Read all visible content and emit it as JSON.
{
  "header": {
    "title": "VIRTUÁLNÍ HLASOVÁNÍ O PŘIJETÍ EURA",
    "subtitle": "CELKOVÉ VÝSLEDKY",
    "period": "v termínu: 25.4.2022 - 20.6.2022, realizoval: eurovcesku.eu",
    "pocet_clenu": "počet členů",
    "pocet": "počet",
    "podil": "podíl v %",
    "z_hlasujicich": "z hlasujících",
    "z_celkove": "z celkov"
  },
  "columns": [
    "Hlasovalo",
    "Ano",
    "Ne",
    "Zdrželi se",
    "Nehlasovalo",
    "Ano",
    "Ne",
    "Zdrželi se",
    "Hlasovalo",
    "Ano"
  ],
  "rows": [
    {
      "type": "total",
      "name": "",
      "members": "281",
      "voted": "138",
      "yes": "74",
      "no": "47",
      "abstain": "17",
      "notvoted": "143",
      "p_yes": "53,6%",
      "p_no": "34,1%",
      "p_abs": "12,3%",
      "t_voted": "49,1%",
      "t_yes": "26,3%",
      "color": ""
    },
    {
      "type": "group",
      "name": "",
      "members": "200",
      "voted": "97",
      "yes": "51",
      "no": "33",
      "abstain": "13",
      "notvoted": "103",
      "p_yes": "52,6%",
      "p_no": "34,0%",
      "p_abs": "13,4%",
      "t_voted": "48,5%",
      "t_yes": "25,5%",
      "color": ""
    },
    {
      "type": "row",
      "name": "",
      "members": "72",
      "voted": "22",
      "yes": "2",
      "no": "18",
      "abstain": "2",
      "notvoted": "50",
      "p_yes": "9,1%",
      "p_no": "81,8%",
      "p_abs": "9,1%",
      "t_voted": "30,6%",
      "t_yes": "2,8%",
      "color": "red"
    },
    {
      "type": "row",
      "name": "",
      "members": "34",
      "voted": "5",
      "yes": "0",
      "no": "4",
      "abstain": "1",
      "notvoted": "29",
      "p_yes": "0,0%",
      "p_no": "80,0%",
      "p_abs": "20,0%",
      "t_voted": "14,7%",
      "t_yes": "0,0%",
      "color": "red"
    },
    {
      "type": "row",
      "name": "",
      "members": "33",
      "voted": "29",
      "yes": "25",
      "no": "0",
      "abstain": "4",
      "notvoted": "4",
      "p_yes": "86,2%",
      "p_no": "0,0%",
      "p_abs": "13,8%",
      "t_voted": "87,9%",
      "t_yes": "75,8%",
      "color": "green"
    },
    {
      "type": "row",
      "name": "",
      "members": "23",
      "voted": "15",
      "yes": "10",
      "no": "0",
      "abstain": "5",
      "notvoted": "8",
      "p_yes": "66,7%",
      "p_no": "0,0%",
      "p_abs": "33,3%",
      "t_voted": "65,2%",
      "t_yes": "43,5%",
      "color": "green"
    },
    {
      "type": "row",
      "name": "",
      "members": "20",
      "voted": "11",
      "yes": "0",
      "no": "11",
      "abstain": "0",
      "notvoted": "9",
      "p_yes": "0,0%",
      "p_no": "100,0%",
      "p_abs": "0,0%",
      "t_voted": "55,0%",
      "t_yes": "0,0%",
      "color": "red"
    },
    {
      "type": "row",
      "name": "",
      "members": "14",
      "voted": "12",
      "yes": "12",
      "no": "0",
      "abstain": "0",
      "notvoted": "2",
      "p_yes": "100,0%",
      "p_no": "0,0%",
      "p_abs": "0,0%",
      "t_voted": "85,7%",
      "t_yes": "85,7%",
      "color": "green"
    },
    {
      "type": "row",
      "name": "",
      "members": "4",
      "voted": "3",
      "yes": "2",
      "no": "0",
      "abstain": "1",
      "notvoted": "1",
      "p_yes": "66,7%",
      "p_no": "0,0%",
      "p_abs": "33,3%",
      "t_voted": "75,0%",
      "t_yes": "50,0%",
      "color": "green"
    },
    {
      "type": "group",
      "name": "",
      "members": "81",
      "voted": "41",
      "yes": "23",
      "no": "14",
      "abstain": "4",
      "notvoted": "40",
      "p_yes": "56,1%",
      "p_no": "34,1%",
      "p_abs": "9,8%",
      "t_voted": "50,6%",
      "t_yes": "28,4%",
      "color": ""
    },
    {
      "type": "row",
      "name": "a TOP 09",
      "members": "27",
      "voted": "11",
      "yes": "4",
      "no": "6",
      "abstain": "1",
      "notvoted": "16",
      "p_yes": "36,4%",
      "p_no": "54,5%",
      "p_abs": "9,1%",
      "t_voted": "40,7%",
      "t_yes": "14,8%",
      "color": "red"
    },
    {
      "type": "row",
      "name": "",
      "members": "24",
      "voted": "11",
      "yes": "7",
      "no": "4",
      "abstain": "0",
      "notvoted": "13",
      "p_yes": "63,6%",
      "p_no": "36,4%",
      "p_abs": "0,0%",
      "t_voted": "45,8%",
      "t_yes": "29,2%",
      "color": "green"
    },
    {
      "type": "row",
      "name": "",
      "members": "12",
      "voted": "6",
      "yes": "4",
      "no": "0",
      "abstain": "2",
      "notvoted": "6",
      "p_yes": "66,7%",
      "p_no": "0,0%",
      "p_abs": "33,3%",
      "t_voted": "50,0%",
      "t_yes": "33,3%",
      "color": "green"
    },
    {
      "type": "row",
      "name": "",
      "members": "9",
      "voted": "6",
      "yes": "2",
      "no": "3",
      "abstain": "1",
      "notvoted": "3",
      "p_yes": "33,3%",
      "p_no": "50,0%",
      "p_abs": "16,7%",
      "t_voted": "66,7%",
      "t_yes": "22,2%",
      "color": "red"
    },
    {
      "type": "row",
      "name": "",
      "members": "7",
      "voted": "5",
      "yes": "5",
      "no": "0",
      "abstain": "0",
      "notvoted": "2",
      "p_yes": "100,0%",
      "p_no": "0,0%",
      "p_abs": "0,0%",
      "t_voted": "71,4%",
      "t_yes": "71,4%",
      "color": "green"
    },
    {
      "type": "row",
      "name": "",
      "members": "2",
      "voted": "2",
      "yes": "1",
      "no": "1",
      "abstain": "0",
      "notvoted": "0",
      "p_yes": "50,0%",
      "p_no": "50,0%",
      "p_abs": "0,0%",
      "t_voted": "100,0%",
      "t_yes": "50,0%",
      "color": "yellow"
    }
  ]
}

## [Written instruction]
Your task is to give the records above again, exactly.

## [Exercise answer]
Read all visible content and emit it as JSON.
{
  "header": {
    "title": "VIRTUÁLNÍ HLASOVÁNÍ O PŘIJETÍ EURA",
    "subtitle": "CELKOVÉ VÝSLEDKY",
    "period": "v termínu: 25.4.2022 - 20.6.2022, realizoval: eurovcesku.eu",
    "pocet_clenu": "počet členů",
    "pocet": "počet",
    "podil": "podíl v %",
    "z_hlasujicich": "z hlasujících",
    "z_celkove": "z celkov"
  },
  "columns": [
    "Hlasovalo",
    "Ano",
    "Ne",
    "Zdrželi se",
    "Nehlasovalo",
    "Ano",
    "Ne",
    "Zdrželi se",
    "Hlasovalo",
    "Ano"
  ],
  "rows": [
    {
      "type": "total",
      "name": "",
      "members": "281",
      "voted": "138",
      "yes": "74",
      "no": "47",
      "abstain": "17",
      "notvoted": "143",
      "p_yes": "53,6%",
      "p_no": "34,1%",
      "p_abs": "12,3%",
      "t_voted": "49,1%",
      "t_yes": "26,3%",
      "color": ""
    },
    {
      "type": "group",
      "name": "",
      "members": "200",
      "voted": "97",
      "yes": "51",
      "no": "33",
      "abstain": "13",
      "notvoted": "103",
      "p_yes": "52,6%",
      "p_no": "34,0%",
      "p_abs": "13,4%",
      "t_voted": "48,5%",
      "t_yes": "25,5%",
      "color": ""
    },
    {
      "type": "row",
      "name": "",
      "members": "72",
      "voted": "22",
      "yes": "2",
      "no": "18",
      "abstain": "2",
      "notvoted": "50",
      "p_yes": "9,1%",
      "p_no": "81,8%",
      "p_abs": "9,1%",
      "t_voted": "30,6%",
      "t_yes": "2,8%",
      "color": "red"
    },
    {
      "type": "row",
      "name": "",
      "members": "34",
      "voted": "5",
      "yes": "0",
      "no": "4",
      "abstain": "1",
      "notvoted": "29",
      "p_yes": "0,0%",
      "p_no": "80,0%",
      "p_abs": "20,0%",
      "t_voted": "14,7%",
      "t_yes": "0,0%",
      "color": "red"
    },
    {
      "type": "row",
      "name": "",
      "members": "33",
      "voted": "29",
      "yes": "25",
      "no": "0",
      "abstain": "4",
      "notvoted": "4",
      "p_yes": "86,2%",
      "p_no": "0,0%",
      "p_abs": "13,8%",
      "t_voted": "87,9%",
      "t_yes": "75,8%",
      "color": "green"
    },
    {
      "type": "row",
      "name": "",
      "members": "23",
      "voted": "15",
      "yes": "10",
      "no": "0",
      "abstain": "5",
      "notvoted": "8",
      "p_yes": "66,7%",
      "p_no": "0,0%",
      "p_abs": "33,3%",
      "t_voted": "65,2%",
      "t_yes": "43,5%",
      "color": "green"
    },
    {
      "type": "row",
      "name": "",
      "members": "20",
      "voted": "11",
      "yes": "0",
      "no": "11",
      "abstain": "0",
      "notvoted": "9",
      "p_yes": "0,0%",
      "p_no": "100,0%",
      "p_abs": "0,0%",
      "t_voted": "55,0%",
      "t_yes": "0,0%",
      "color": "red"
    },
    {
      "type": "row",
      "name": "",
      "members": "14",
      "voted": "12",
      "yes": "12",
      "no": "0",
      "abstain": "0",
      "notvoted": "2",
      "p_yes": "100,0%",
      "p_no": "0,0%",
      "p_abs": "0,0%",
      "t_voted": "85,7%",
      "t_yes": "85,7%",
      "color": "green"
    },
    {
      "type": "row",
      "name": "",
      "members": "4",
      "voted": "3",
      "yes": "2",
      "no": "0",
      "abstain": "1",
      "notvoted": "1",
      "p_yes": "66,7%",
      "p_no": "0,0%",
      "p_abs": "33,3%",
      "t_voted": "75,0%",
      "t_yes": "50,0%",
      "color": "green"
    },
    {
      "type": "group",
      "name": "",
      "members": "81",
      "voted": "41",
      "yes": "23",
      "no": "14",
      "abstain": "4",
      "notvoted": "40",
      "p_yes": "56,1%",
      "p_no": "34,1%",
      "p_abs": "9,8%",
      "t_voted": "50,6%",
      "t_yes": "28,4%",
      "color": ""
    },
    {
      "type": "row",
      "name": "a TOP 09",
      "members": "27",
      "voted": "11",
      "yes": "4",
      "no": "6",
      "abstain": "1",
      "notvoted": "16",
      "p_yes": "36,4%",
      "p_no": "54,5%",
      "p_abs": "9,1%",
      "t_voted": "40,7%",
      "t_yes": "14,8%",
      "color": "red"
    },
    {
      "type": "row",
      "name": "",
      "members": "24",
      "voted": "11",
      "yes": "7",
      "no": "4",
      "abstain": "0",
      "notvoted": "13",
      "p_yes": "63,6%",
      "p_no": "36,4%",
      "p_abs": "0,0%",
      "t_voted": "45,8%",
      "t_yes": "29,2%",
      "color": "green"
    },
    {
      "type": "row",
      "name": "",
      "members": "12",
      "voted": "6",
      "yes": "4",
      "no": "0",
      "abstain": "2",
      "notvoted": "6",
      "p_yes": "66,7%",
      "p_no": "0,0%",
      "p_abs": "33,3%",
      "t_voted": "50,0%",
      "t_yes": "33,3%",
      "color": "green"
    },
    {
      "type": "row",
      "name": "",
      "members": "9",
      "voted": "6",
      "yes": "2",
      "no": "3",
      "abstain": "1",
      "notvoted": "3",
      "p_yes": "33,3%",
      "p_no": "50,0%",
      "p_abs": "16,7%",
      "t_voted": "66,7%",
      "t_yes": "22,2%",
      "color": "red"
    },
    {
      "type": "row",
      "name": "",
      "members": "7",
      "voted": "5",
      "yes": "5",
      "no": "0",
      "abstain": "0",
      "notvoted": "2",
      "p_yes": "100,0%",
      "p_no": "0,0%",
      "p_abs": "0,0%",
      "t_voted": "71,4%",
      "t_yes": "71,4%",
      "color": "green"
    },
    {
      "type": "row",
      "name": "",
      "members": "2",
      "voted": "2",
      "yes": "1",
      "no": "1",
      "abstain": "0",
      "notvoted": "0",
      "p_yes": "50,0%",
      "p_no": "50,0%",
      "p_abs": "0,0%",
      "t_voted": "100,0%",
      "t_yes": "50,0%",
      "color": "yellow"
    }
  ]
}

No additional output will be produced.